**WHAT IS REQUIRED:** Exactly as given, repeat all of the entries.
== ROWS ==
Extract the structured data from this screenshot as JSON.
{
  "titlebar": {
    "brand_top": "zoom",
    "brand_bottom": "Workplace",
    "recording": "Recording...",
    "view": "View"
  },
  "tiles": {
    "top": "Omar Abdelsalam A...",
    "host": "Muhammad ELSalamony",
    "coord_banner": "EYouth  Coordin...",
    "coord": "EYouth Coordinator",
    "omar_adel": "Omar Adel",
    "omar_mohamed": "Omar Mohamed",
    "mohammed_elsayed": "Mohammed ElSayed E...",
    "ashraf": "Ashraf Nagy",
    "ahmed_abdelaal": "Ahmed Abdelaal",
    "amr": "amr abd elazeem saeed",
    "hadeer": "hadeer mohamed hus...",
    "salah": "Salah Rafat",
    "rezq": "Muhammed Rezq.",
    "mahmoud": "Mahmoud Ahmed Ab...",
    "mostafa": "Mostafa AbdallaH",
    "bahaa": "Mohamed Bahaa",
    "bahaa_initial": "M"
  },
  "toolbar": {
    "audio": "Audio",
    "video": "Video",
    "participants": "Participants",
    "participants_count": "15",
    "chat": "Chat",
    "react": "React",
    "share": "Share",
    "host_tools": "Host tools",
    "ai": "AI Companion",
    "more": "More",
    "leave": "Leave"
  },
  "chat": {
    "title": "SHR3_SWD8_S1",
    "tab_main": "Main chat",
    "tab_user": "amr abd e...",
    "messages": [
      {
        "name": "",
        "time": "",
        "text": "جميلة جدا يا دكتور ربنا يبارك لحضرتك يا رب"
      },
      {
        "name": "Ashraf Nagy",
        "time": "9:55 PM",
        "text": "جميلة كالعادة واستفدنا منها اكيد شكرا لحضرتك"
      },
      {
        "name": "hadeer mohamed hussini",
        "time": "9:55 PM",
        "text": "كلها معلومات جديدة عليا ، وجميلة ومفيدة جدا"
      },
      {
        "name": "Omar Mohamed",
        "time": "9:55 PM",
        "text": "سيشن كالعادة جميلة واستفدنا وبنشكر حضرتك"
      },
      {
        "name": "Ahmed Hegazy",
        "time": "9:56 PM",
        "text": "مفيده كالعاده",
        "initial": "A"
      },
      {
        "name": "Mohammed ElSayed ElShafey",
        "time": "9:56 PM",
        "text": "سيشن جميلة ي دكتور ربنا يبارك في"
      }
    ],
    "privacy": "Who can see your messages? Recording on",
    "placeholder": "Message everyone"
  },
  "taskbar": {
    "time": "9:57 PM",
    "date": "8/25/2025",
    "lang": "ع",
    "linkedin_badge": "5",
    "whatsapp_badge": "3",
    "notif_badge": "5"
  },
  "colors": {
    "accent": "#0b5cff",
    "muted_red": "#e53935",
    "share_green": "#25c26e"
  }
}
===
**TASK OUTPUT:**
Extract the structured data from this screenshot as JSON.
{
  "titlebar": {
    "brand_top": "zoom",
    "brand_bottom": "Workplace",
    "recording": "Recording...",
    "view": "View"
  },
  "tiles": {
    "top": "Omar Abdelsalam A...",
    "host": "Muhammad ELSalamony",
    "coord_banner": "EYouth  Coordin...",
    "coord": "EYouth Coordinator",
    "omar_adel": "Omar Adel",
    "omar_mohamed": "Omar Mohamed",
    "mohammed_elsayed": "Mohammed ElSayed E...",
    "ashraf": "Ashraf Nagy",
    "ahmed_abdelaal": "Ahmed Abdelaal",
    "amr": "amr abd elazeem saeed",
    "hadeer": "hadeer mohamed hus...",
    "salah": "Salah Rafat",
    "rezq": "Muhammed Rezq.",
    "mahmoud": "Mahmoud Ahmed Ab...",
    "mostafa": "Mostafa AbdallaH",
    "bahaa": "Mohamed Bahaa",
    "bahaa_initial": "M"
  },
  "toolbar": {
    "audio": "Audio",
    "video": "Video",
    "participants": "Participants",
    "participants_count": "15",
    "chat": "Chat",
    "react": "React",
    "share": "Share",
    "host_tools": "Host tools",
    "ai": "AI Companion",
    "more": "More",
    "leave": "Leave"
  },
  "chat": {
    "title": "SHR3_SWD8_S1",
    "tab_main": "Main chat",
    "tab_user": "amr abd e...",
    "messages": [
      {
        "name": "",
        "time": "",
        "text": "جميلة جدا يا دكتور ربنا يبارك لحضرتك يا رب"
      },
      {
        "name": "Ashraf Nagy",
        "time": "9:55 PM",
        "text": "جميلة كالعادة واستفدنا منها اكيد شكرا لحضرتك"
      },
      {
        "name": "hadeer mohamed hussini",
        "time": "9:55 PM",
        "text": "كلها معلومات جديدة عليا ، وجميلة ومفيدة جدا"
      },
      {
        "name": "Omar Mohamed",
        "time": "9:55 PM",
        "text": "سيشن كالعادة جميلة واستفدنا وبنشكر حضرتك"
      },
      {
        "name": "Ahmed Hegazy",
        "time": "9:56 PM",
        "text": "مفيده كالعاده",
        "initial": "A"
      },
      {
        "name": "Mohammed ElSayed ElShafey",
        "time": "9:56 PM",
        "text": "سيشن جميلة ي دكتور ربنا يبارك في"
      }
    ],
    "privacy": "Who can see your messages? Recording on",
    "placeholder": "Message everyone"
  },
  "taskbar": {
    "time": "9:57 PM",
    "date": "8/25/2025",
    "lang": "ع",
    "linkedin_badge": "5",
    "whatsapp_badge": "3",
    "notif_badge": "5"
  },
  "colors": {
    "accent": "#0b5cff",
    "muted_red": "#e53935",
    "share_green": "#25c26e"
  }
}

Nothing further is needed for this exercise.